*Dataset extract*.

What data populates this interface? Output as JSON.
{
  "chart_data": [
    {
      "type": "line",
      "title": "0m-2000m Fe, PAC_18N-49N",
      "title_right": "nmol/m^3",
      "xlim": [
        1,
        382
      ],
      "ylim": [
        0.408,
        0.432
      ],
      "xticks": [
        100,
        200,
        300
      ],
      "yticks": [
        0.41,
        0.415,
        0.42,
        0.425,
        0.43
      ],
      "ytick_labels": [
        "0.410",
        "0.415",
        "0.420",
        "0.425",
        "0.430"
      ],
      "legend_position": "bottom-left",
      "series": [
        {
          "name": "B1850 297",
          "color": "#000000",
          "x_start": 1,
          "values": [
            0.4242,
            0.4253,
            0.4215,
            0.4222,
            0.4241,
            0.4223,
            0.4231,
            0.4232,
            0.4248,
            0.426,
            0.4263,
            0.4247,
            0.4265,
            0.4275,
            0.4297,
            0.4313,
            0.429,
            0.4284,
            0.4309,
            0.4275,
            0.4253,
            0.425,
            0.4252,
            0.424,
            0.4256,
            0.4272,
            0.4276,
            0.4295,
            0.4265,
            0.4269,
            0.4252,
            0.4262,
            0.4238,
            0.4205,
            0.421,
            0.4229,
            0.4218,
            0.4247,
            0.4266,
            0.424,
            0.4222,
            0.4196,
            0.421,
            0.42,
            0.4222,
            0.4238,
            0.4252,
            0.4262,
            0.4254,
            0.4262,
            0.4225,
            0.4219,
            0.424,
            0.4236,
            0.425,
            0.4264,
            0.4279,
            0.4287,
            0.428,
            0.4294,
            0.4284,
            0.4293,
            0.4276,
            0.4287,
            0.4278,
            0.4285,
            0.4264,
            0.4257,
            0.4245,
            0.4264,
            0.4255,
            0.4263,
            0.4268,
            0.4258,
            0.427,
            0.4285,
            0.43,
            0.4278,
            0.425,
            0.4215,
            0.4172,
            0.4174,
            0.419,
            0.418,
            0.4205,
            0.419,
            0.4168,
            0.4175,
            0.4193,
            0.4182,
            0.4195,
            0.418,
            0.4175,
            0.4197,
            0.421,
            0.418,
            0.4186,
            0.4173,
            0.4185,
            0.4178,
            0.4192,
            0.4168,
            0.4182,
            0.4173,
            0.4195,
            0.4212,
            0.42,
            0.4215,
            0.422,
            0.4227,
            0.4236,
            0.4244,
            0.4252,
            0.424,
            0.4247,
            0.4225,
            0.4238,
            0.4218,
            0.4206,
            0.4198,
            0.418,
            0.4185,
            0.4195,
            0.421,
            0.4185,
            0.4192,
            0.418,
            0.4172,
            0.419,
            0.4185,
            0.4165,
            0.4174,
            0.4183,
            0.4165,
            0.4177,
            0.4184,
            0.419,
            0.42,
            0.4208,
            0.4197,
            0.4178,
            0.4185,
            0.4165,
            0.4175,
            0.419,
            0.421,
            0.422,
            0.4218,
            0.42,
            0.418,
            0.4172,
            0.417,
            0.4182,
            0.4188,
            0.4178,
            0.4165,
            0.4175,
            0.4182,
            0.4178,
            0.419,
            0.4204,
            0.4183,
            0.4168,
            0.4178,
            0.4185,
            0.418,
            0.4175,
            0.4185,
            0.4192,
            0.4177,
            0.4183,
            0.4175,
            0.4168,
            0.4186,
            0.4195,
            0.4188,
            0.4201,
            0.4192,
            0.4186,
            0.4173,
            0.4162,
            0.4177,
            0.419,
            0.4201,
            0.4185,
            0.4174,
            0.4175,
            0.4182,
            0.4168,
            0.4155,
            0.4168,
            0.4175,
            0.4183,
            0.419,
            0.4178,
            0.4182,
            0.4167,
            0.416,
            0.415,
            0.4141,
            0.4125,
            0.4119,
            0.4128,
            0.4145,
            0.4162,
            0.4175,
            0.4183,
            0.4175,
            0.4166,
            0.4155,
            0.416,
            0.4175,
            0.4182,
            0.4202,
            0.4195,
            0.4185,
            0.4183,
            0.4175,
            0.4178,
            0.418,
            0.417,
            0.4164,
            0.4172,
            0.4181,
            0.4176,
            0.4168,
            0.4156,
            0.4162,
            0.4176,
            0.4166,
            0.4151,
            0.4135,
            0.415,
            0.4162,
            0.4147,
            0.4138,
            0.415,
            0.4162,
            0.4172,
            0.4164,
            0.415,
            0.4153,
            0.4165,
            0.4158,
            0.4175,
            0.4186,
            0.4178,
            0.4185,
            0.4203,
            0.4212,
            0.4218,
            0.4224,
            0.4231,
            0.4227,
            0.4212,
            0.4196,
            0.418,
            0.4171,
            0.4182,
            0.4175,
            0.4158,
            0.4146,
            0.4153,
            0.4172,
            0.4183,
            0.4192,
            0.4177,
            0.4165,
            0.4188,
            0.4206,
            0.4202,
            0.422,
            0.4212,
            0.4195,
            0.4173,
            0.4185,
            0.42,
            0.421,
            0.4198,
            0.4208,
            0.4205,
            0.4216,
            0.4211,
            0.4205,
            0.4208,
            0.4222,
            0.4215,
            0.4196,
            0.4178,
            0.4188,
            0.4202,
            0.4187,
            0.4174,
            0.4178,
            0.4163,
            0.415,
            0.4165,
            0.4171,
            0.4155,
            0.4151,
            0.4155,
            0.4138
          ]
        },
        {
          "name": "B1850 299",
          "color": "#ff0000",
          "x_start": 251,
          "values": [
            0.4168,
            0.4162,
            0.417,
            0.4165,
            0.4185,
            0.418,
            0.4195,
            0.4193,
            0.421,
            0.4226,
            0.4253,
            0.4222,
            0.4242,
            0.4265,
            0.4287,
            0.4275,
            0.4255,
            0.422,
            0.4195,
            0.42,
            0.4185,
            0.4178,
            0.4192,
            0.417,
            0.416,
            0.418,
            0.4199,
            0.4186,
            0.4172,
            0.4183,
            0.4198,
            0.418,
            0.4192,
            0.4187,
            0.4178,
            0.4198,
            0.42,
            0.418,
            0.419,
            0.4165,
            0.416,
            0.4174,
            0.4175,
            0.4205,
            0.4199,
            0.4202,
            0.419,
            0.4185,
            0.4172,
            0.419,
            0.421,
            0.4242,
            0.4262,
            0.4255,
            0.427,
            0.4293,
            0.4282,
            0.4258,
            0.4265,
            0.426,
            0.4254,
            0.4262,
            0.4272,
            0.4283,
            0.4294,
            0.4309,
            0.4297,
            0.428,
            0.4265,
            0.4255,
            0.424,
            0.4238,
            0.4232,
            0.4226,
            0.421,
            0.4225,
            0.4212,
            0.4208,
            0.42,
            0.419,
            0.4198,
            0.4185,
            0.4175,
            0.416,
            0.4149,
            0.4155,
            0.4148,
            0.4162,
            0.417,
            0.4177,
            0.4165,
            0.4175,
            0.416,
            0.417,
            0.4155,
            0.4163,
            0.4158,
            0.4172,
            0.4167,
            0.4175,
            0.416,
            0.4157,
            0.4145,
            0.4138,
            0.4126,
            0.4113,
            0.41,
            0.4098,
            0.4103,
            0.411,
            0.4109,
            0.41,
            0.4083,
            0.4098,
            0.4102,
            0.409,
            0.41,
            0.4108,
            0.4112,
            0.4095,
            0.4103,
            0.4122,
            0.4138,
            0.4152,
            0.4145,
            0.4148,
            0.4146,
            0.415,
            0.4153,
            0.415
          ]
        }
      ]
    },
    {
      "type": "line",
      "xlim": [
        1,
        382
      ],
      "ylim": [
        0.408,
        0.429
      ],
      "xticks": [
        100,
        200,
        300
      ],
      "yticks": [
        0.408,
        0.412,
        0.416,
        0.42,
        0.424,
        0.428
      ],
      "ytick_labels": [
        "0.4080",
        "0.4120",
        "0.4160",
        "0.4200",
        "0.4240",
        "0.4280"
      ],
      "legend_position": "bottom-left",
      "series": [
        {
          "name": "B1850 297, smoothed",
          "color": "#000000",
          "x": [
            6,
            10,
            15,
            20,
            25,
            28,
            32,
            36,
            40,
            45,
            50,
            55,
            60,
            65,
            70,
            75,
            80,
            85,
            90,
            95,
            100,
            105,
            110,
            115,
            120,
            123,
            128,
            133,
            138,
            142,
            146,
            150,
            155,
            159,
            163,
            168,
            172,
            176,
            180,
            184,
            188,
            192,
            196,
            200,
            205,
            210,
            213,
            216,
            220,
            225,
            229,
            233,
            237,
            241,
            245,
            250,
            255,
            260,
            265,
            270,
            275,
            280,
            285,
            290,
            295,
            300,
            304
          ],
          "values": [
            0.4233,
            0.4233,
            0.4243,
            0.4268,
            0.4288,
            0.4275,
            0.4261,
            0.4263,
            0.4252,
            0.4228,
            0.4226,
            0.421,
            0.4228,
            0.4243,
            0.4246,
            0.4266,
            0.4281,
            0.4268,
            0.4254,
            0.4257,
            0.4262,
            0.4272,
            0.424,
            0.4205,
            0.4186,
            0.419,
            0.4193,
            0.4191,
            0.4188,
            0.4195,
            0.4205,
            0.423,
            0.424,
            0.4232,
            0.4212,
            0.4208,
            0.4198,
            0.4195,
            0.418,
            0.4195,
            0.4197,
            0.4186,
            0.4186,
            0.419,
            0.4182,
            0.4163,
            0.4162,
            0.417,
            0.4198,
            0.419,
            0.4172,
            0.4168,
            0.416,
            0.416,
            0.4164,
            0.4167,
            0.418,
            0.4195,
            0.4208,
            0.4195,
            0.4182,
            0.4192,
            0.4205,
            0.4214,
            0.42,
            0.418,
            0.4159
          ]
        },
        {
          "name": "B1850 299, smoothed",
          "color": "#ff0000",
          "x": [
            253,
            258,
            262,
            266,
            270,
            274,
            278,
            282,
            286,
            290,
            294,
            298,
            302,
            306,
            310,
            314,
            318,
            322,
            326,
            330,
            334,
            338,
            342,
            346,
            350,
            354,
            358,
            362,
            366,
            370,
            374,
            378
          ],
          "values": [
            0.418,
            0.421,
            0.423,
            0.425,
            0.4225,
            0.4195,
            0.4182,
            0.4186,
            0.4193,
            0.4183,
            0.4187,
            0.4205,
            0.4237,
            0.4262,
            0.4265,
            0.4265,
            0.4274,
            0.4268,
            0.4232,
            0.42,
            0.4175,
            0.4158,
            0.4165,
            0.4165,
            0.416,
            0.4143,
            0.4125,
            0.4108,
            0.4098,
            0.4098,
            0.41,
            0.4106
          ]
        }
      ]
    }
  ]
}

*Directions for this task*.
Show all lines from the data above in which the word "name" appears.

*Output for this exercise*.
          "name": "B1850 297",
          "name": "B1850 299",
          "name": "B1850 297, smoothed",
          "name": "B1850 299, smoothed",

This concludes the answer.